- _Task brief_:
Return the records, each one exactly as written.

- _Data to use_:
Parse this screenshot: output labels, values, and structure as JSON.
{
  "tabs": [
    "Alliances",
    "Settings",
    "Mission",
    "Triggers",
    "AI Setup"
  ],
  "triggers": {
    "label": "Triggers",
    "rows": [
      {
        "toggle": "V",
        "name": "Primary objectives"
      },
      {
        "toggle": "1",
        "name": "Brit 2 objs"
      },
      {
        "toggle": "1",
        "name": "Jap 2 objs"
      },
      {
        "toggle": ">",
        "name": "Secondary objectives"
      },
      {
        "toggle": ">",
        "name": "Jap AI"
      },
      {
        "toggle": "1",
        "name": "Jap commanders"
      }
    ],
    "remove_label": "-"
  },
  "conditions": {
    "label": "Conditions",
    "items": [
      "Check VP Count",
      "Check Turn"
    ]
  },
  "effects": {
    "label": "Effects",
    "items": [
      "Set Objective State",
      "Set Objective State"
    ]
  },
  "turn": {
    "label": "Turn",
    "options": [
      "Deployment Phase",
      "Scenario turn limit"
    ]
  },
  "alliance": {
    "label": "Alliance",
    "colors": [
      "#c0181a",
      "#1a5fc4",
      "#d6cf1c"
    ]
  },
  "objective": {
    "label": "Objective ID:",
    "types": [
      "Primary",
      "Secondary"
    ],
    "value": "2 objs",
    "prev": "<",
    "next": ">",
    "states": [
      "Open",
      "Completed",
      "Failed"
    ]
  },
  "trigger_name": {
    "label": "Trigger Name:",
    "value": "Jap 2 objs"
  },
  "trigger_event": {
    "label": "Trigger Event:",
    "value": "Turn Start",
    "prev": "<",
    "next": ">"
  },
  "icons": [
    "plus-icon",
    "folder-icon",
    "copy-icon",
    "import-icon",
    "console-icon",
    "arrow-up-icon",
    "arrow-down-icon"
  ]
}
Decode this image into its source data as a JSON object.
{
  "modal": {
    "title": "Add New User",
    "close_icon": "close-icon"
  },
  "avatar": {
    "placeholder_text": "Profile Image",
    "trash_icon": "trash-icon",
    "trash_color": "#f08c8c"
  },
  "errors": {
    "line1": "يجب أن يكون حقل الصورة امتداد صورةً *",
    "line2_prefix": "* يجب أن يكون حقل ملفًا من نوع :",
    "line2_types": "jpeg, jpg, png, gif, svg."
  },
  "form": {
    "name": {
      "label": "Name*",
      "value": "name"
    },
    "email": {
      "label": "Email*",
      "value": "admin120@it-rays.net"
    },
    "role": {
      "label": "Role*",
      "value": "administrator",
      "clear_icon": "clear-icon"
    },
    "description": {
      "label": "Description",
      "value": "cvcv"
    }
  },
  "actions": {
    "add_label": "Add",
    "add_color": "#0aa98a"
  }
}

- _The result_:
Parse this screenshot: output labels, values, and structure as JSON.
{
  "tabs": [
    "Alliances",
    "Settings",
    "Mission",
    "Triggers",
    "AI Setup"
  ],
  "triggers": {
    "label": "Triggers",
    "rows": [
      {
        "toggle": "V",
        "name": "Primary objectives"
      },
      {
        "toggle": "1",
        "name": "Brit 2 objs"
      },
      {
        "toggle": "1",
        "name": "Jap 2 objs"
      },
      {
        "toggle": ">",
        "name": "Secondary objectives"
      },
      {
        "toggle": ">",
        "name": "Jap AI"
      },
      {
        "toggle": "1",
        "name": "Jap commanders"
      }
    ],
    "remove_label": "-"
  },
  "conditions": {
    "label": "Conditions",
    "items": [
      "Check VP Count",
      "Check Turn"
    ]
  },
  "effects": {
    "label": "Effects",
    "items": [
      "Set Objective State",
      "Set Objective State"
    ]
  },
  "turn": {
    "label": "Turn",
    "options": [
      "Deployment Phase",
      "Scenario turn limit"
    ]
  },
  "alliance": {
    "label": "Alliance",
    "colors": [
      "#c0181a",
      "#1a5fc4",
      "#d6cf1c"
    ]
  },
  "objective": {
    "label": "Objective ID:",
    "types": [
      "Primary",
      "Secondary"
    ],
    "value": "2 objs",
    "prev": "<",
    "next": ">",
    "states": [
      "Open",
      "Completed",
      "Failed"
    ]
  },
  "trigger_name": {
    "label": "Trigger Name:",
    "value": "Jap 2 objs"
  },
  "trigger_event": {
    "label": "Trigger Event:",
    "value": "Turn Start",
    "prev": "<",
    "next": ">"
  },
  "icons": [
    "plus-icon",
    "folder-icon",
    "copy-icon",
    "import-icon",
    "console-icon",
    "arrow-up-icon",
    "arrow-down-icon"
  ]
}
Decode this image into its source data as a JSON object.
{
  "modal": {
    "title": "Add New User",
    "close_icon": "close-icon"
  },
  "avatar": {
    "placeholder_text": "Profile Image",
    "trash_icon": "trash-icon",
    "trash_color": "#f08c8c"
  },
  "errors": {
    "line1": "يجب أن يكون حقل الصورة امتداد صورةً *",
    "line2_prefix": "* يجب أن يكون حقل ملفًا من نوع :",
    "line2_types": "jpeg, jpg, png, gif, svg."
  },
  "form": {
    "name": {
      "label": "Name*",
      "value": "name"
    },
    "email": {
      "label": "Email*",
      "value": "admin120@it-rays.net"
    },
    "role": {
      "label": "Role*",
      "value": "administrator",
      "clear_icon": "clear-icon"
    },
    "description": {
      "label": "Description",
      "value": "cvcv"
    }
  },
  "actions": {
    "add_label": "Add",
    "add_color": "#0aa98a"
  }
}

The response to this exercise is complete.